(Source records)
━━━━
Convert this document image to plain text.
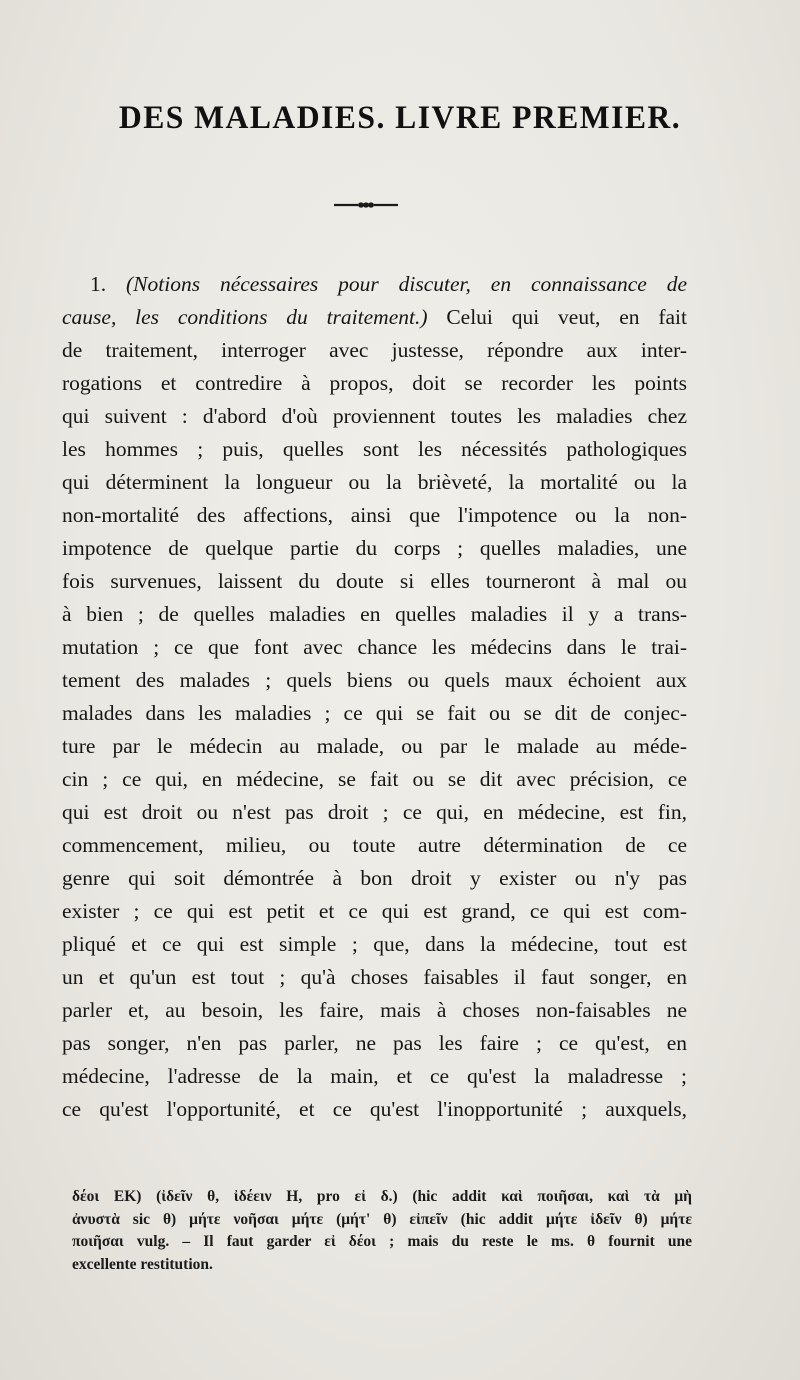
DES MALADIES. LIVRE PREMIER.
1. (Notions nécessaires pour discuter, en connaissance de
cause, les conditions du traitement.) Celui qui veut, en fait
de traitement, interroger avec justesse, répondre aux inter-
rogations et contredire à propos, doit se recorder les points
qui suivent : d'abord d'où proviennent toutes les maladies chez
les hommes ; puis, quelles sont les nécessités pathologiques
qui déterminent la longueur ou la brièveté, la mortalité ou la
non-mortalité des affections, ainsi que l'impotence ou la non-
impotence de quelque partie du corps ; quelles maladies, une
fois survenues, laissent du doute si elles tourneront à mal ou
à bien ; de quelles maladies en quelles maladies il y a trans-
mutation ; ce que font avec chance les médecins dans le trai-
tement des malades ; quels biens ou quels maux échoient aux
malades dans les maladies ; ce qui se fait ou se dit de conjec-
ture par le médecin au malade, ou par le malade au méde-
cin ; ce qui, en médecine, se fait ou se dit avec précision, ce
qui est droit ou n'est pas droit ; ce qui, en médecine, est fin,
commencement, milieu, ou toute autre détermination de ce
genre qui soit démontrée à bon droit y exister ou n'y pas
exister ; ce qui est petit et ce qui est grand, ce qui est com-
pliqué et ce qui est simple ; que, dans la médecine, tout est
un et qu'un est tout ; qu'à choses faisables il faut songer, en
parler et, au besoin, les faire, mais à choses non-faisables ne
pas songer, n'en pas parler, ne pas les faire ; ce qu'est, en
médecine, l'adresse de la main, et ce qu'est la maladresse ;
ce qu'est l'opportunité, et ce qu'est l'inopportunité ; auxquels,
δέοι EK) (ἰδεῖν θ, ἰδέειν H, pro εἰ δ.) (hic addit καὶ ποιῆσαι, καὶ τὰ μὴ
ἀνυστὰ sic θ) μήτε νοῆσαι μήτε (μήτ' θ) εἰπεῖν (hic addit μήτε ἰδεῖν θ) μήτε
ποιῆσαι vulg. – Il faut garder εἰ δέοι ; mais du reste le ms. θ fournit une
excellente restitution.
━━━━
Give all the entries again exactly, dropping each picture.

Convert this document image to plain text.
DES MALADIES. LIVRE PREMIER.
1. (Notions nécessaires pour discuter, en connaissance de
cause, les conditions du traitement.) Celui qui veut, en fait
de traitement, interroger avec justesse, répondre aux inter-
rogations et contredire à propos, doit se recorder les points
qui suivent : d'abord d'où proviennent toutes les maladies chez
les hommes ; puis, quelles sont les nécessités pathologiques
qui déterminent la longueur ou la brièveté, la mortalité ou la
non-mortalité des affections, ainsi que l'impotence ou la non-
impotence de quelque partie du corps ; quelles maladies, une
fois survenues, laissent du doute si elles tourneront à mal ou
à bien ; de quelles maladies en quelles maladies il y a trans-
mutation ; ce que font avec chance les médecins dans le trai-
tement des malades ; quels biens ou quels maux échoient aux
malades dans les maladies ; ce qui se fait ou se dit de conjec-
ture par le médecin au malade, ou par le malade au méde-
cin ; ce qui, en médecine, se fait ou se dit avec précision, ce
qui est droit ou n'est pas droit ; ce qui, en médecine, est fin,
commencement, milieu, ou toute autre détermination de ce
genre qui soit démontrée à bon droit y exister ou n'y pas
exister ; ce qui est petit et ce qui est grand, ce qui est com-
pliqué et ce qui est simple ; que, dans la médecine, tout est
un et qu'un est tout ; qu'à choses faisables il faut songer, en
parler et, au besoin, les faire, mais à choses non-faisables ne
pas songer, n'en pas parler, ne pas les faire ; ce qu'est, en
médecine, l'adresse de la main, et ce qu'est la maladresse ;
ce qu'est l'opportunité, et ce qu'est l'inopportunité ; auxquels,
δέοι EK) (ἰδεῖν θ, ἰδέειν H, pro εἰ δ.) (hic addit καὶ ποιῆσαι, καὶ τὰ μὴ
ἀνυστὰ sic θ) μήτε νοῆσαι μήτε (μήτ' θ) εἰπεῖν (hic addit μήτε ἰδεῖν θ) μήτε
ποιῆσαι vulg. – Il faut garder εἰ δέοι ; mais du reste le ms. θ fournit une
excellente restitution.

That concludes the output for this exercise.